§ Record list:
============

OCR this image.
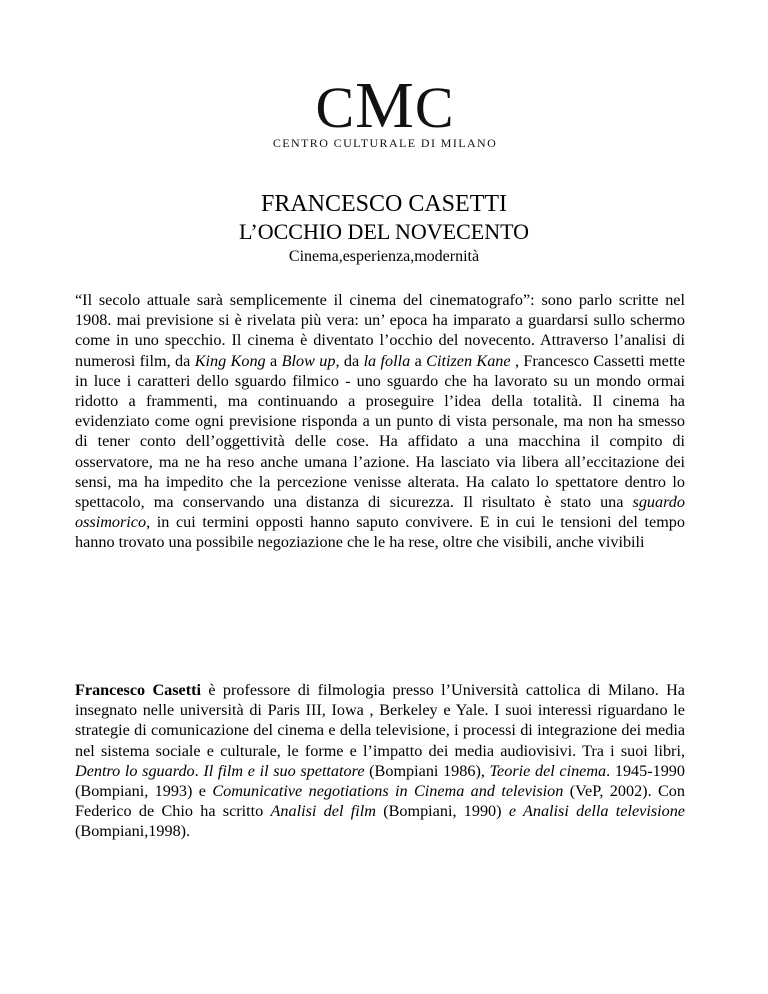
CMC
CENTRO CULTURALE DI MILANO
FRANCESCO CASETTI
L’OCCHIO DEL NOVECENTO
Cinema,esperienza,modernità

“Il secolo attuale sarà semplicemente il cinema del cinematografo”: sono parlo scritte nel 1908. mai previsione si è rivelata più vera: un’ epoca ha imparato a guardarsi sullo schermo come in uno specchio. Il cinema è diventato l’occhio del novecento. Attraverso l’analisi di numerosi film, da King Kong a Blow up, da la folla a Citizen Kane , Francesco Cassetti mette in luce i caratteri dello sguardo filmico - uno sguardo che ha lavorato su un mondo ormai ridotto a frammenti, ma continuando a proseguire l’idea della totalità. Il cinema ha evidenziato come ogni previsione risponda a un punto di vista personale, ma non ha smesso di tener conto dell’oggettività delle cose. Ha affidato a una macchina il compito di osservatore, ma ne ha reso anche umana l’azione. Ha lasciato via libera all’eccitazione dei sensi, ma ha impedito che la percezione venisse alterata. Ha calato lo spettatore dentro lo spettacolo, ma conservando una distanza di sicurezza. Il risultato è stato una sguardo ossimorico, in cui termini opposti hanno saputo convivere. E in cui le tensioni del tempo hanno trovato una possibile negoziazione che le ha rese, oltre che visibili, anche vivibili

Francesco Casetti è professore di filmologia presso l’Università cattolica di Milano. Ha insegnato nelle università di Paris III, Iowa , Berkeley e Yale. I suoi interessi riguardano le strategie di comunicazione del cinema e della televisione, i processi di integrazione dei media nel sistema sociale e culturale, le forme e l’impatto dei media audiovisivi. Tra i suoi libri, Dentro lo sguardo. Il film e il suo spettatore (Bompiani 1986), Teorie del cinema. 1945-1990 (Bompiani, 1993) e Comunicative negotiations in Cinema and television (VeP, 2002). Con Federico de Chio ha scritto Analisi del film (Bompiani, 1990) e Analisi della televisione (Bompiani,1998).
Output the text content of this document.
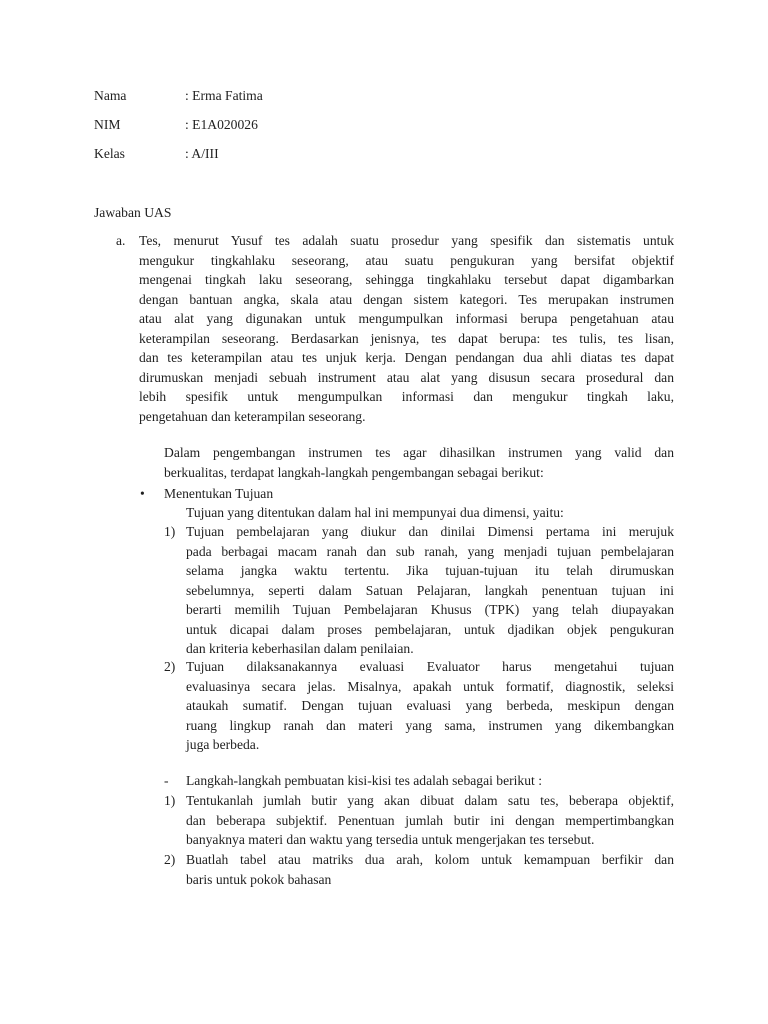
Nama	: Erma Fatima
NIM	: E1A020026
Kelas	: A/III
Jawaban UAS
a. Tes, menurut Yusuf tes adalah suatu prosedur yang spesifik dan sistematis untuk
mengukur tingkahlaku seseorang, atau suatu pengukuran yang bersifat objektif
mengenai tingkah laku seseorang, sehingga tingkahlaku tersebut dapat digambarkan
dengan bantuan angka, skala atau dengan sistem kategori. Tes merupakan instrumen
atau alat yang digunakan untuk mengumpulkan informasi berupa pengetahuan atau
keterampilan seseorang. Berdasarkan jenisnya, tes dapat berupa: tes tulis, tes lisan,
dan tes keterampilan atau tes unjuk kerja. Dengan pendangan dua ahli diatas tes dapat
dirumuskan menjadi sebuah instrument atau alat yang disusun secara prosedural dan
lebih spesifik untuk mengumpulkan informasi dan mengukur tingkah laku,
pengetahuan dan keterampilan seseorang.
Dalam pengembangan instrumen tes agar dihasilkan instrumen yang valid dan
berkualitas, terdapat langkah-langkah pengembangan sebagai berikut:
• Menentukan Tujuan
Tujuan yang ditentukan dalam hal ini mempunyai dua dimensi, yaitu:
1) Tujuan pembelajaran yang diukur dan dinilai Dimensi pertama ini merujuk
pada berbagai macam ranah dan sub ranah, yang menjadi tujuan pembelajaran
selama jangka waktu tertentu. Jika tujuan-tujuan itu telah dirumuskan
sebelumnya, seperti dalam Satuan Pelajaran, langkah penentuan tujuan ini
berarti memilih Tujuan Pembelajaran Khusus (TPK) yang telah diupayakan
untuk dicapai dalam proses pembelajaran, untuk djadikan objek pengukuran
dan kriteria keberhasilan dalam penilaian.
2) Tujuan dilaksanakannya evaluasi Evaluator harus mengetahui tujuan
evaluasinya secara jelas. Misalnya, apakah untuk formatif, diagnostik, seleksi
ataukah sumatif. Dengan tujuan evaluasi yang berbeda, meskipun dengan
ruang lingkup ranah dan materi yang sama, instrumen yang dikembangkan
juga berbeda.
- Langkah-langkah pembuatan kisi-kisi tes adalah sebagai berikut :
1) Tentukanlah jumlah butir yang akan dibuat dalam satu tes, beberapa objektif,
dan beberapa subjektif. Penentuan jumlah butir ini dengan mempertimbangkan
banyaknya materi dan waktu yang tersedia untuk mengerjakan tes tersebut.
2) Buatlah tabel atau matriks dua arah, kolom untuk kemampuan berfikir dan
baris untuk pokok bahasan
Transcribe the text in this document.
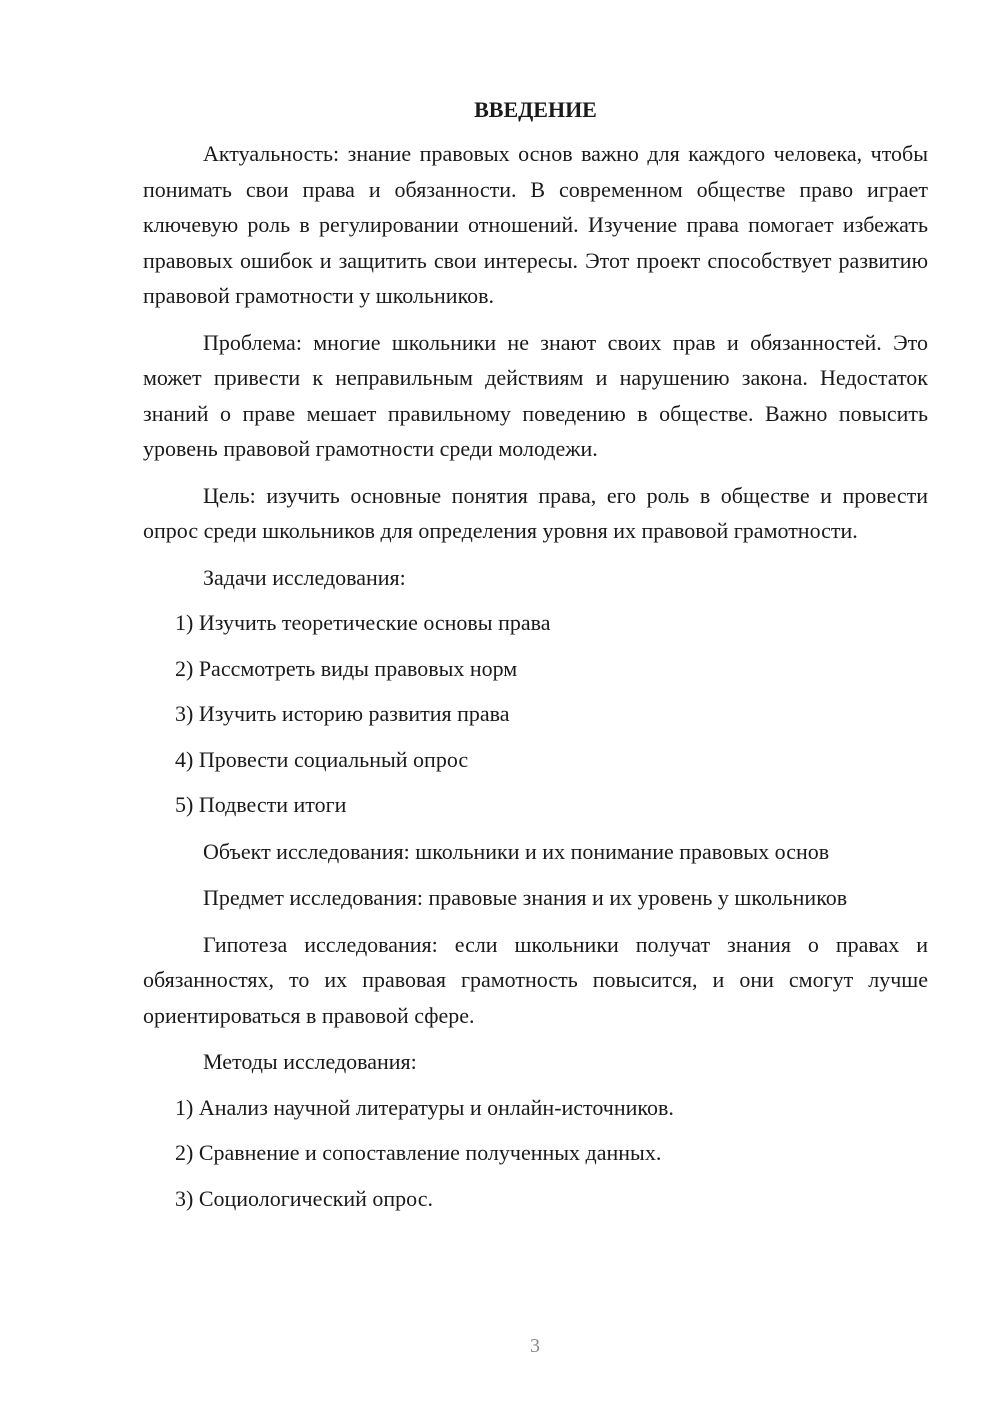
ВВЕДЕНИЕ

Актуальность: знание правовых основ важно для каждого человека, чтобы понимать свои права и обязанности. В современном обществе право играет ключевую роль в регулировании отношений. Изучение права помогает избежать правовых ошибок и защитить свои интересы. Этот проект способствует развитию правовой грамотности у школьников.

Проблема: многие школьники не знают своих прав и обязанностей. Это может привести к неправильным действиям и нарушению закона. Недостаток знаний о праве мешает правильному поведению в обществе. Важно повысить уровень правовой грамотности среди молодежи.

Цель: изучить основные понятия права, его роль в обществе и провести опрос среди школьников для определения уровня их правовой грамотности.

Задачи исследования:

1) Изучить теоретические основы права
2) Рассмотреть виды правовых норм
3) Изучить историю развития права
4) Провести социальный опрос
5) Подвести итоги

Объект исследования: школьники и их понимание правовых основ

Предмет исследования: правовые знания и их уровень у школьников

Гипотеза исследования: если школьники получат знания о правах и обязанностях, то их правовая грамотность повысится, и они смогут лучше ориентироваться в правовой сфере.

Методы исследования:

1) Анализ научной литературы и онлайн-источников.
2) Сравнение и сопоставление полученных данных.
3) Социологический опрос.
3
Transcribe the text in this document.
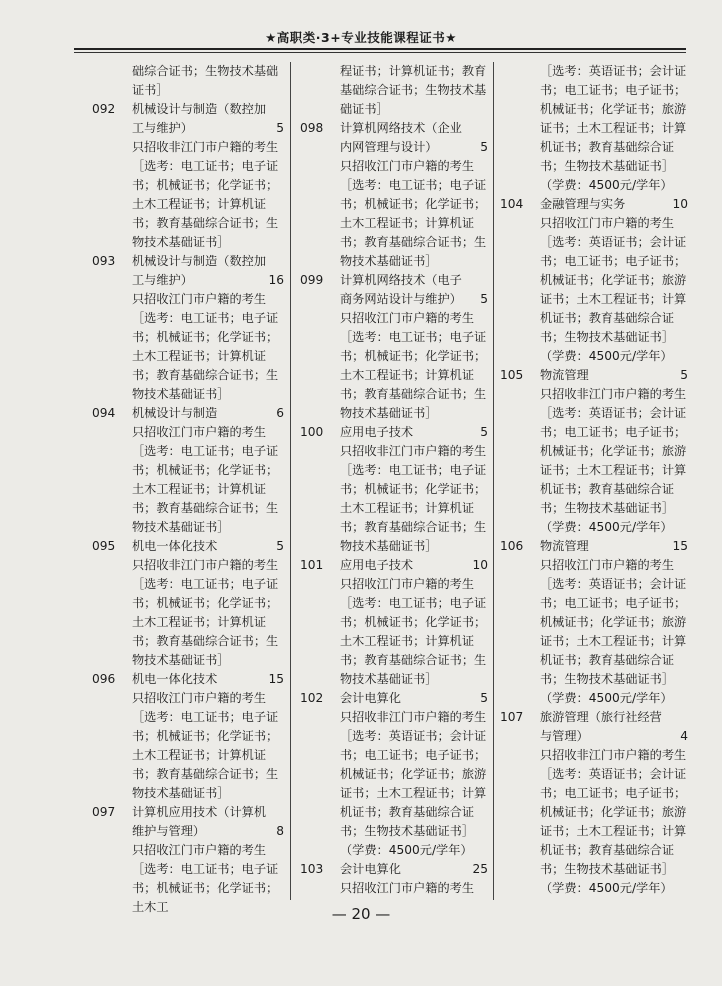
★高职类·3+专业技能课程证书★
础综合证书；生物技术基础证书］
092	机械设计与制造（数控加工与维护）	5
只招收非江门市户籍的考生
［选考：电工证书；电子证书；机械证书；化学证书；土木工程证书；计算机证书；教育基础综合证书；生物技术基础证书］
093	机械设计与制造（数控加工与维护）	16
只招收江门市户籍的考生
［选考：电工证书；电子证书；机械证书；化学证书；土木工程证书；计算机证书；教育基础综合证书；生物技术基础证书］
094	机械设计与制造	6
只招收江门市户籍的考生
［选考：电工证书；电子证书；机械证书；化学证书；土木工程证书；计算机证书；教育基础综合证书；生物技术基础证书］
095	机电一体化技术	5
只招收非江门市户籍的考生
［选考：电工证书；电子证书；机械证书；化学证书；土木工程证书；计算机证书；教育基础综合证书；生物技术基础证书］
096	机电一体化技术	15
只招收江门市户籍的考生
［选考：电工证书；电子证书；机械证书；化学证书；土木工程证书；计算机证书；教育基础综合证书；生物技术基础证书］
097	计算机应用技术（计算机维护与管理）	8
只招收江门市户籍的考生
［选考：电工证书；电子证书；机械证书；化学证书；土木工
程证书；计算机证书；教育基础综合证书；生物技术基础证书］
098	计算机网络技术（企业内网管理与设计）	5
只招收江门市户籍的考生
［选考：电工证书；电子证书；机械证书；化学证书；土木工程证书；计算机证书；教育基础综合证书；生物技术基础证书］
099	计算机网络技术（电子商务网站设计与维护）	5
只招收江门市户籍的考生
［选考：电工证书；电子证书；机械证书；化学证书；土木工程证书；计算机证书；教育基础综合证书；生物技术基础证书］
100	应用电子技术	5
只招收非江门市户籍的考生
［选考：电工证书；电子证书；机械证书；化学证书；土木工程证书；计算机证书；教育基础综合证书；生物技术基础证书］
101	应用电子技术	10
只招收江门市户籍的考生
［选考：电工证书；电子证书；机械证书；化学证书；土木工程证书；计算机证书；教育基础综合证书；生物技术基础证书］
102	会计电算化	5
只招收非江门市户籍的考生
［选考：英语证书；会计证书；电工证书；电子证书；机械证书；化学证书；旅游证书；土木工程证书；计算机证书；教育基础综合证书；生物技术基础证书］
（学费：4500元/学年）
103	会计电算化	25
只招收江门市户籍的考生
［选考：英语证书；会计证书；电工证书；电子证书；机械证书；化学证书；旅游证书；土木工程证书；计算机证书；教育基础综合证书；生物技术基础证书］
（学费：4500元/学年）
104	金融管理与实务	10
只招收江门市户籍的考生
［选考：英语证书；会计证书；电工证书；电子证书；机械证书；化学证书；旅游证书；土木工程证书；计算机证书；教育基础综合证书；生物技术基础证书］
（学费：4500元/学年）
105	物流管理	5
只招收非江门市户籍的考生
［选考：英语证书；会计证书；电工证书；电子证书；机械证书；化学证书；旅游证书；土木工程证书；计算机证书；教育基础综合证书；生物技术基础证书］
（学费：4500元/学年）
106	物流管理	15
只招收江门市户籍的考生
［选考：英语证书；会计证书；电工证书；电子证书；机械证书；化学证书；旅游证书；土木工程证书；计算机证书；教育基础综合证书；生物技术基础证书］
（学费：4500元/学年）
107	旅游管理（旅行社经营与管理）	4
只招收非江门市户籍的考生
［选考：英语证书；会计证书；电工证书；电子证书；机械证书；化学证书；旅游证书；土木工程证书；计算机证书；教育基础综合证书；生物技术基础证书］
（学费：4500元/学年）
— 20 —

============

§ Stated problem: Copy every line that includes the string "роль" from the material above.

§ Expected answer:
Актуальность: знание правовых основ важно для каждого человека, чтобы понимать свои права и обязанности. В современном обществе право играет ключевую роль в регулировании отношений. Изучение права помогает избежать правовых ошибок и защитить свои интересы. Этот проект способствует развитию правовой грамотности у школьников.
Цель: изучить основные понятия права, его роль в обществе и провести опрос среди школьников для определения уровня их правовой грамотности.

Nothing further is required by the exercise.